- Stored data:

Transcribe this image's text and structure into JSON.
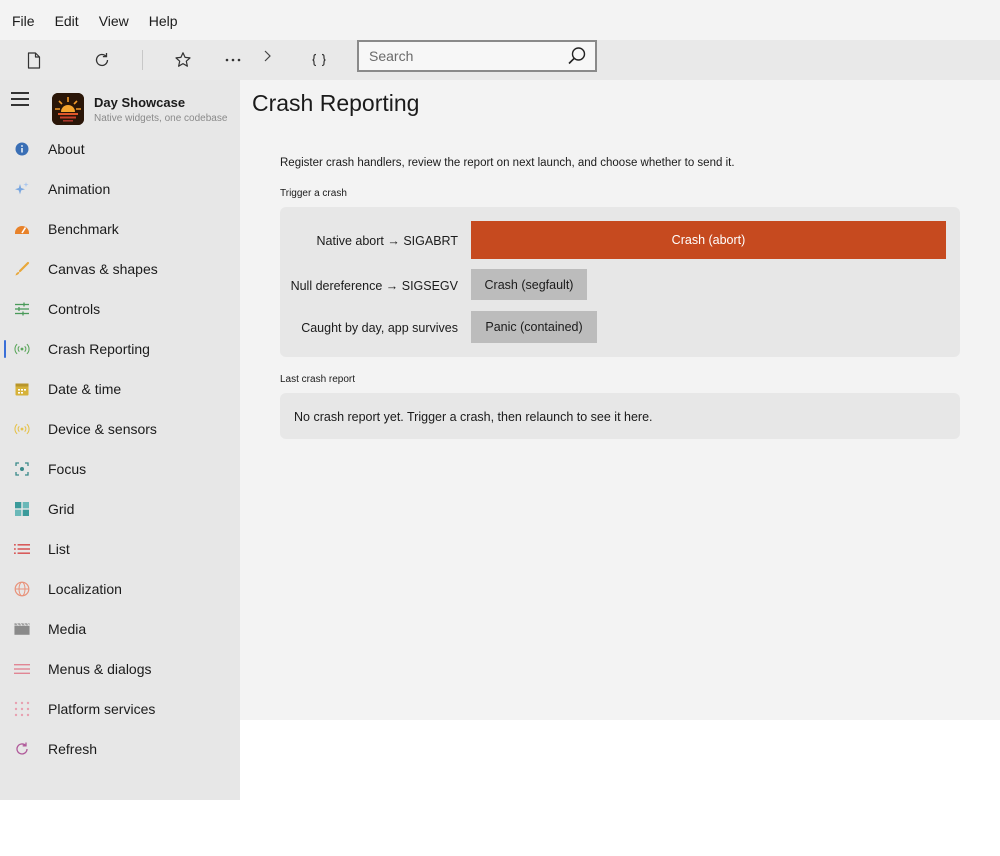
{
  "menubar": {
    "items": [
      "File",
      "Edit",
      "View",
      "Help"
    ]
  },
  "toolbar": {
    "icons": [
      "new-file-icon",
      "refresh-icon",
      "star-icon",
      "more-icon",
      "chevron-right-icon",
      "code-braces-icon"
    ],
    "search": {
      "placeholder": "Search",
      "value": ""
    }
  },
  "app": {
    "title": "Day Showcase",
    "subtitle": "Native widgets, one codebase"
  },
  "sidebar": {
    "items": [
      {
        "label": "About",
        "icon": "info-icon",
        "color": "#3a6fb5"
      },
      {
        "label": "Animation",
        "icon": "sparkle-icon",
        "color": "#7aa7e0"
      },
      {
        "label": "Benchmark",
        "icon": "gauge-icon",
        "color": "#e8822a"
      },
      {
        "label": "Canvas & shapes",
        "icon": "brush-icon",
        "color": "#e8a73a"
      },
      {
        "label": "Controls",
        "icon": "sliders-icon",
        "color": "#4a9a5a"
      },
      {
        "label": "Crash Reporting",
        "icon": "broadcast-icon",
        "color": "#5aa65a",
        "selected": true
      },
      {
        "label": "Date & time",
        "icon": "calendar-icon",
        "color": "#d6b23a"
      },
      {
        "label": "Device & sensors",
        "icon": "sensor-icon",
        "color": "#e6c24a"
      },
      {
        "label": "Focus",
        "icon": "focus-icon",
        "color": "#3a8a8a"
      },
      {
        "label": "Grid",
        "icon": "grid-icon",
        "color": "#3a9a9a"
      },
      {
        "label": "List",
        "icon": "list-icon",
        "color": "#d64a4a"
      },
      {
        "label": "Localization",
        "icon": "globe-icon",
        "color": "#e8927a"
      },
      {
        "label": "Media",
        "icon": "clapper-icon",
        "color": "#8a8a8a"
      },
      {
        "label": "Menus & dialogs",
        "icon": "menu-lines-icon",
        "color": "#e07a8a"
      },
      {
        "label": "Platform services",
        "icon": "dots-grid-icon",
        "color": "#e8a0b0"
      },
      {
        "label": "Refresh",
        "icon": "refresh-circle-icon",
        "color": "#b05a9a"
      }
    ]
  },
  "main": {
    "title": "Crash Reporting",
    "description": "Register crash handlers, review the report on next launch, and choose whether to send it.",
    "trigger_section": {
      "label": "Trigger a crash",
      "rows": [
        {
          "label": "Native abort → SIGABRT",
          "button": "Crash (abort)"
        },
        {
          "label": "Null dereference → SIGSEGV",
          "button": "Crash (segfault)"
        },
        {
          "label": "Caught by day, app survives",
          "button": "Panic (contained)"
        }
      ]
    },
    "report_section": {
      "label": "Last crash report",
      "text": "No crash report yet. Trigger a crash, then relaunch to see it here."
    }
  },
  "colors": {
    "accent": "#c64a1f",
    "selection_indicator": "#3a6fd8"
  }
}
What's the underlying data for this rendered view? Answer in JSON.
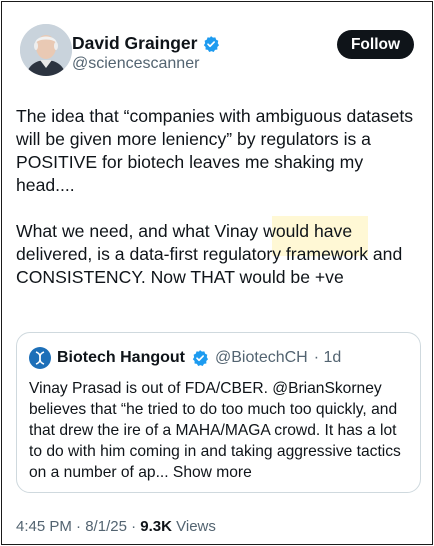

- DESCRIPTION OF THE TASK: Using the entries above, find all lines with "button". Copy them.

- RESPONSE TO THE EXERCISE:
          "button": "Crash (abort)"
          "button": "Crash (segfault)"
          "button": "Panic (contained)"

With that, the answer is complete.